#### [Data records]
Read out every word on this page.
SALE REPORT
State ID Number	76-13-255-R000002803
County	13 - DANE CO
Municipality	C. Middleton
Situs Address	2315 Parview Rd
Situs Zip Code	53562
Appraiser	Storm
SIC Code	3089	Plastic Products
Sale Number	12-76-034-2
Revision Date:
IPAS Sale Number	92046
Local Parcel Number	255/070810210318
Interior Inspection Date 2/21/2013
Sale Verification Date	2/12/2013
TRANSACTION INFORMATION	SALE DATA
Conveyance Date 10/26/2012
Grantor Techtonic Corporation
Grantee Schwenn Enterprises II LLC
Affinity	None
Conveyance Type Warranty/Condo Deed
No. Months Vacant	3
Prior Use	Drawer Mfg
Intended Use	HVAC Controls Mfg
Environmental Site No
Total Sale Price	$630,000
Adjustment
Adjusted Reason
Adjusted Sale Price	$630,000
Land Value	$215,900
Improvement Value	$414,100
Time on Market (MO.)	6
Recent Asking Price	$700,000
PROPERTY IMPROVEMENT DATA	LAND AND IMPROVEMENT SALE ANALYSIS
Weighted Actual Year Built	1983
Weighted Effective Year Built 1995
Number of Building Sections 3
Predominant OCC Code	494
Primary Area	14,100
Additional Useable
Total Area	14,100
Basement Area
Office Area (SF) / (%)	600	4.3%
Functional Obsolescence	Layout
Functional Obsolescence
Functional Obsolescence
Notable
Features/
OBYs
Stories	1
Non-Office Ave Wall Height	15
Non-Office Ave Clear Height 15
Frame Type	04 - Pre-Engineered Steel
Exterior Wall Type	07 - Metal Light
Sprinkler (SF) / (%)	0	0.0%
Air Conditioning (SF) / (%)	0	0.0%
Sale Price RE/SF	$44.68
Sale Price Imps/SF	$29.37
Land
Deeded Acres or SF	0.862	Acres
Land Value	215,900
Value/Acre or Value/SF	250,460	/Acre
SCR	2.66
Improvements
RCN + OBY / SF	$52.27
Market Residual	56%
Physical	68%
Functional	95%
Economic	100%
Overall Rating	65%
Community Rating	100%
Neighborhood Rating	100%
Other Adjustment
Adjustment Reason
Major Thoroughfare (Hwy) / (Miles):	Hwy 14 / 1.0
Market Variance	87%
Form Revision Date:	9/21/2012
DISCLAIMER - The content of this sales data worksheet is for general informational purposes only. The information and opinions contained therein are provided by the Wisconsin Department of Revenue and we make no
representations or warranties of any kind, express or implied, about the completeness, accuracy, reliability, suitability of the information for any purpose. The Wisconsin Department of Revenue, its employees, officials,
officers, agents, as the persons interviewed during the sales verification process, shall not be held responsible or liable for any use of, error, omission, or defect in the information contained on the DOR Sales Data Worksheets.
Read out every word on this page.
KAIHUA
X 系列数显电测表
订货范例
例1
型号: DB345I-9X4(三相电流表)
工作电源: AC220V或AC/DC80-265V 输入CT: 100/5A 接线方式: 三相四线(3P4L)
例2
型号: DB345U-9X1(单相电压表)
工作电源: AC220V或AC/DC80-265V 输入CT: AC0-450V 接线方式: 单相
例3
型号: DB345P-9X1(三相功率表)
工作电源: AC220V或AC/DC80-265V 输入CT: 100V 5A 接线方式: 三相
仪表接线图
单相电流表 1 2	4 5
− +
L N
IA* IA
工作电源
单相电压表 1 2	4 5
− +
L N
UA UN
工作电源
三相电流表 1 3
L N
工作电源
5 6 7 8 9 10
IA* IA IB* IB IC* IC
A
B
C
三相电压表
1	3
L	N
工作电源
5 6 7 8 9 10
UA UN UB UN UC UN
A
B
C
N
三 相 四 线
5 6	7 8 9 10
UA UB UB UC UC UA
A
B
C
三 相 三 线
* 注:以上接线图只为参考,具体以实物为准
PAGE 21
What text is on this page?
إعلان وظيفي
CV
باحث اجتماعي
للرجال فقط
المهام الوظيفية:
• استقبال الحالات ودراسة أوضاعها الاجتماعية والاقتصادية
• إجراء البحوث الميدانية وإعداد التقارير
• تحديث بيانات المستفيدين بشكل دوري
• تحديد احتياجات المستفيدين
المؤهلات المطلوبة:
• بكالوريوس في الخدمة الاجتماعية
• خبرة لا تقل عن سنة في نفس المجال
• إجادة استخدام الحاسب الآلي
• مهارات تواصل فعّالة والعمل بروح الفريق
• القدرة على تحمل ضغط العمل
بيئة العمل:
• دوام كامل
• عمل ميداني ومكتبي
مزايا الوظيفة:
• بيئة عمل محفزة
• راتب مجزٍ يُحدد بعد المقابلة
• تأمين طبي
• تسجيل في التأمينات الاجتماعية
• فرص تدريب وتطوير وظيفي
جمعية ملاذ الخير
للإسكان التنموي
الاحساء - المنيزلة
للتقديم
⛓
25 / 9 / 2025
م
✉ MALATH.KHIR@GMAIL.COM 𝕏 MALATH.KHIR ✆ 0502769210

#### [Short problem]
Find the string "Reason" in the records, then copy each line where it occurs.

#### [Answer to this task]
Adjusted Reason
Adjustment Reason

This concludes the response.